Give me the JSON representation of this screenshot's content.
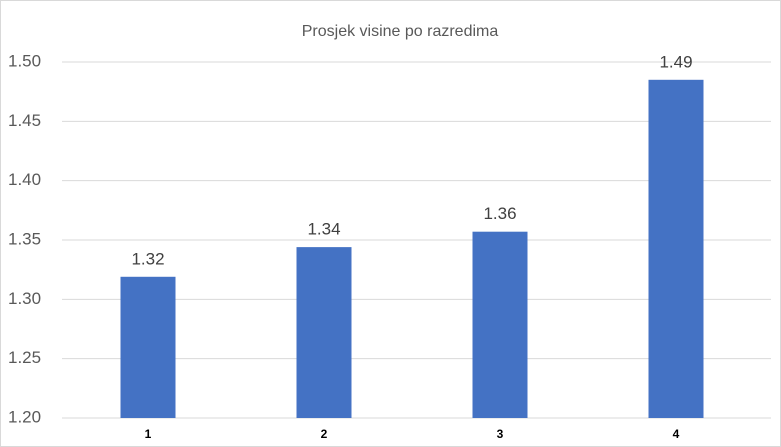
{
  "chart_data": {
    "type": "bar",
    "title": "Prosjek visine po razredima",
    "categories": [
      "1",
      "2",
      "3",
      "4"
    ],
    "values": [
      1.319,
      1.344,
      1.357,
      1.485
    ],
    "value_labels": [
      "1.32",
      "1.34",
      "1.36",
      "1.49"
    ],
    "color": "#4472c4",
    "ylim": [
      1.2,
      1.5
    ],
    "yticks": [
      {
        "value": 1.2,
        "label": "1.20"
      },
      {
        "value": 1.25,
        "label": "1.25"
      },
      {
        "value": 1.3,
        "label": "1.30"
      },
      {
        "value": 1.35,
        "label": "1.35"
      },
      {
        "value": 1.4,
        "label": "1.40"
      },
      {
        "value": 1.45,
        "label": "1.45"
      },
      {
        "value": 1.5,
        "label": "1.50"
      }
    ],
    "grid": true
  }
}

------------------------

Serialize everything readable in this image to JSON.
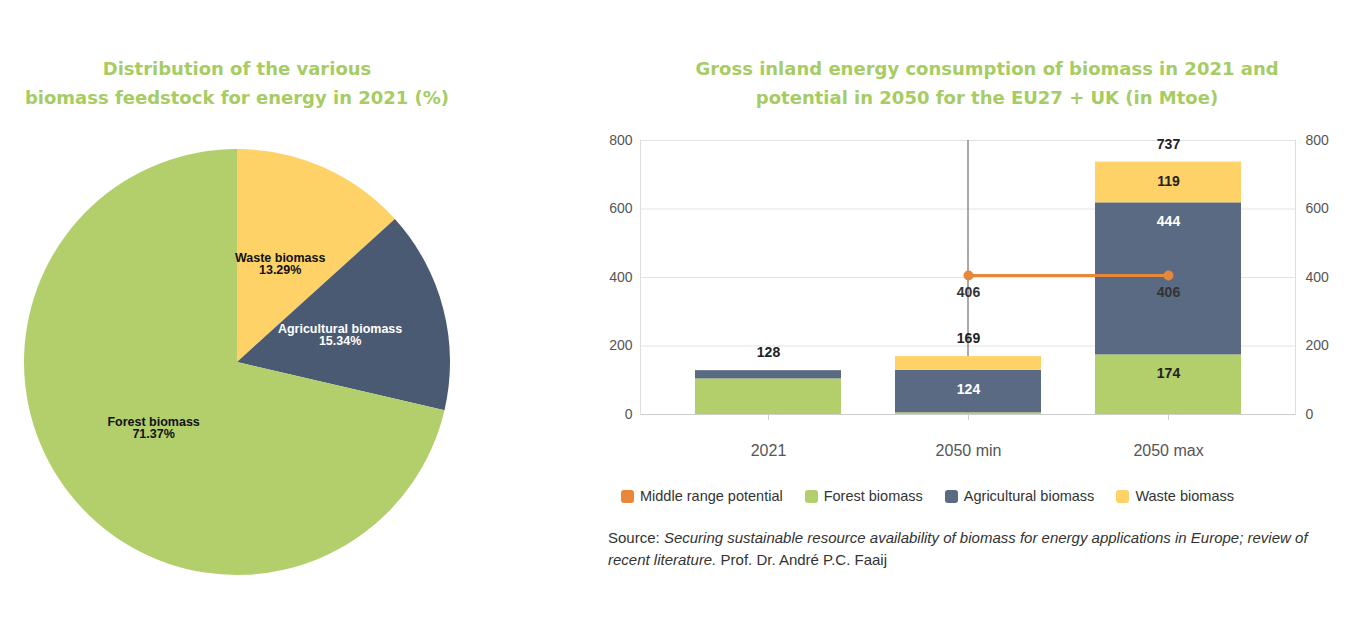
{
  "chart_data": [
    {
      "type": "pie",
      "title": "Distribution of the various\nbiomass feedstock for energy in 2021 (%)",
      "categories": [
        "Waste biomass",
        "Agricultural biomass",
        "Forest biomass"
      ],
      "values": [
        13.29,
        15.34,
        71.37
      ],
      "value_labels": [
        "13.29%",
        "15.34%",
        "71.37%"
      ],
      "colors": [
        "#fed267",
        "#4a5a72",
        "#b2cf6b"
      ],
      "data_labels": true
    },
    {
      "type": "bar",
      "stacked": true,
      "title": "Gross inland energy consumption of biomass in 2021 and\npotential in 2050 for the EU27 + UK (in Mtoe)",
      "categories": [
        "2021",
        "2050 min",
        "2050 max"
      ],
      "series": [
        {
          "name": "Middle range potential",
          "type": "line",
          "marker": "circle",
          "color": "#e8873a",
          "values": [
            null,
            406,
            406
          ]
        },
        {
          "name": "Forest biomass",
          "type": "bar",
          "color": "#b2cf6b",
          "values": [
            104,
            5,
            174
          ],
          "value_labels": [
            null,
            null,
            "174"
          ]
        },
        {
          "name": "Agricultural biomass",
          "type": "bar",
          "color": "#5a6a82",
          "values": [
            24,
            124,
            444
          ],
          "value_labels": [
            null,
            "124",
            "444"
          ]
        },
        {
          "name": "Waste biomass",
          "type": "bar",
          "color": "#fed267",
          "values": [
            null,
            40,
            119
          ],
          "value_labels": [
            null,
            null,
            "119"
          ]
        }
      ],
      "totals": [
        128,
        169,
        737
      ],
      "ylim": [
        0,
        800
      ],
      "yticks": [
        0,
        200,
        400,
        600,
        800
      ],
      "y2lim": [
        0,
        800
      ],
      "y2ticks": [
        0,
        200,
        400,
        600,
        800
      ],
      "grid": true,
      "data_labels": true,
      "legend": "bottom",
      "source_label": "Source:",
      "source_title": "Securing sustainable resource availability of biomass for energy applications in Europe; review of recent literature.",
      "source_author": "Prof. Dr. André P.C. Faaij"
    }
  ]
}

------------------------

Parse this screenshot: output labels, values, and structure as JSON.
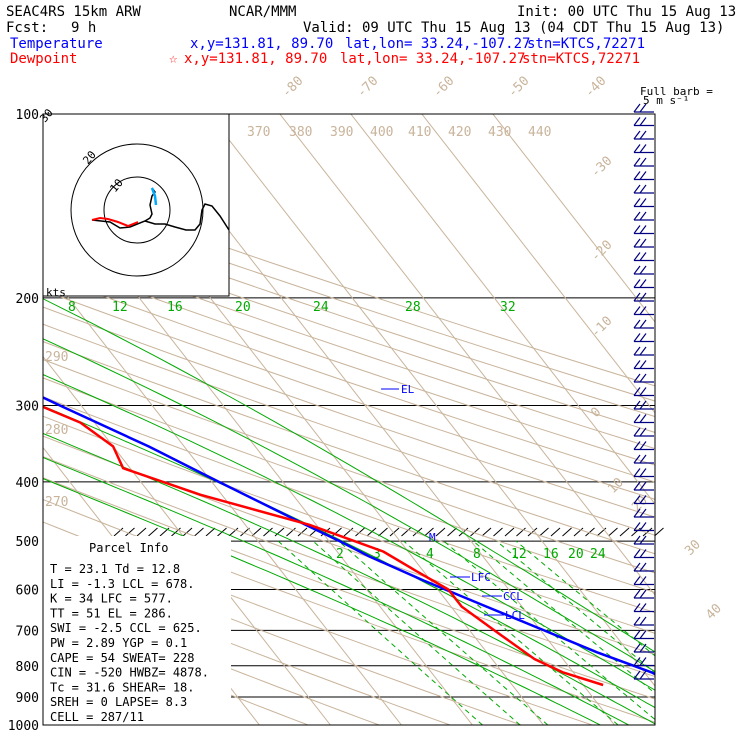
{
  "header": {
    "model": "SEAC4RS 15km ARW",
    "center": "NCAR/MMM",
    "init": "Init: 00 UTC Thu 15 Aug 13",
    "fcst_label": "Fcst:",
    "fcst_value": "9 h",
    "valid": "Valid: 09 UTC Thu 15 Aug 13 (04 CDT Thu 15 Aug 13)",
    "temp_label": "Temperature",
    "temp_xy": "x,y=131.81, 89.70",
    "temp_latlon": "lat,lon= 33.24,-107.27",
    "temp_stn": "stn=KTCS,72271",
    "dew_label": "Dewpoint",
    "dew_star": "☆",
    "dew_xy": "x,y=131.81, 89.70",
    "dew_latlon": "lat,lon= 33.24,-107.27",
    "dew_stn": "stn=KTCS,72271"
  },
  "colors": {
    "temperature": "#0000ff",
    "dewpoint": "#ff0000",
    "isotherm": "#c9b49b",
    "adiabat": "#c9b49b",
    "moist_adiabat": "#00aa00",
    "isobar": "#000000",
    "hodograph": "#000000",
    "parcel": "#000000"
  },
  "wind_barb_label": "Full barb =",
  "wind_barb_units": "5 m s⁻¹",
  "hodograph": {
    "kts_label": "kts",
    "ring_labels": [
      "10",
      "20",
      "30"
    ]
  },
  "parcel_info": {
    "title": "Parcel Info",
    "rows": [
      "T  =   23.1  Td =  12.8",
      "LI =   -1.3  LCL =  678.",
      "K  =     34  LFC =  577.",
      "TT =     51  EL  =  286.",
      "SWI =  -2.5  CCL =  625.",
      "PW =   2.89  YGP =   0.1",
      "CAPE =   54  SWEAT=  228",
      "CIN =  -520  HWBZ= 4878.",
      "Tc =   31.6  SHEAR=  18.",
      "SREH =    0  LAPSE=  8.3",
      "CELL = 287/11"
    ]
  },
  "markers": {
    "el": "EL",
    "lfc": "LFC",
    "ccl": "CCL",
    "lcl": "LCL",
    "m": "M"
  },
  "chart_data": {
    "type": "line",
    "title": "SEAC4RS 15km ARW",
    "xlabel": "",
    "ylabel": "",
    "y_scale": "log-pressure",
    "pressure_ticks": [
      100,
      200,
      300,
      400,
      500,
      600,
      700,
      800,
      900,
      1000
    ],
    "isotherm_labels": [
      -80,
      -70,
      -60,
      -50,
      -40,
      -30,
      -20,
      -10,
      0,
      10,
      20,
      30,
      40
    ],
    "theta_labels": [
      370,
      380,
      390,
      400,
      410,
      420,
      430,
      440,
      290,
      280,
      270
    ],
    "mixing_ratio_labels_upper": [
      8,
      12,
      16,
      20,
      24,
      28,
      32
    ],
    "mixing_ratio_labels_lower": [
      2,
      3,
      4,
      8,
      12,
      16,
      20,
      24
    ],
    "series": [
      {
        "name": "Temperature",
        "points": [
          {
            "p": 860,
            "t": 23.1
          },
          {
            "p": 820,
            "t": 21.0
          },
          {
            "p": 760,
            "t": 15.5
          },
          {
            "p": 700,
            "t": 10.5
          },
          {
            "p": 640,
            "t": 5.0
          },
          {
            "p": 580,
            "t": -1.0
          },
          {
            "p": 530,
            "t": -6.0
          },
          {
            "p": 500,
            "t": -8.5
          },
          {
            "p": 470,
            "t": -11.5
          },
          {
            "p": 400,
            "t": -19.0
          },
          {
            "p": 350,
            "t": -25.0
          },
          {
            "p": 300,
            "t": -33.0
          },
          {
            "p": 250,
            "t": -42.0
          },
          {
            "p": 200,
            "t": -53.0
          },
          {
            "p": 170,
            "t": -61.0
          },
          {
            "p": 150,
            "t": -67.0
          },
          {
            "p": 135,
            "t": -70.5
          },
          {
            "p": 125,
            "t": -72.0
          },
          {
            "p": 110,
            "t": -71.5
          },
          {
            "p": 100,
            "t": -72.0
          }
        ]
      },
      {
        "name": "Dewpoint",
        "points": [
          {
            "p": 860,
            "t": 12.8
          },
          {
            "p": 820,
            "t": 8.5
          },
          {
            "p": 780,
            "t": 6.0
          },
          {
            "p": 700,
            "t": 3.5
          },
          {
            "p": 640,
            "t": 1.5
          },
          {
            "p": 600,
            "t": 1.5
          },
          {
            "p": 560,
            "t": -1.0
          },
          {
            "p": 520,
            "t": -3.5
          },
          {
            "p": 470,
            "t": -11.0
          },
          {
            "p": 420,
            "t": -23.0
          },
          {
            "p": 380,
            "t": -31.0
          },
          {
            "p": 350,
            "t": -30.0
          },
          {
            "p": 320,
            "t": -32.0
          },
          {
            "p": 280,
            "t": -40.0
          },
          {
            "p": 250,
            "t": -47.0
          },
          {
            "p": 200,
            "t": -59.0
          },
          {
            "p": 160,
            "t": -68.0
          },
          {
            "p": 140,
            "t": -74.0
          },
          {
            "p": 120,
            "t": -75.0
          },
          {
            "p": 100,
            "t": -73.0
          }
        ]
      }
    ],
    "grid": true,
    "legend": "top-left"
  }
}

------------------------

▸ **Task instructions**:
Pull every line containing "KTCS" out of the data above.

▸ **The answer**:
    "temp_stn": "stn=KTCS,72271",
    "dew_stn": "stn=KTCS,72271"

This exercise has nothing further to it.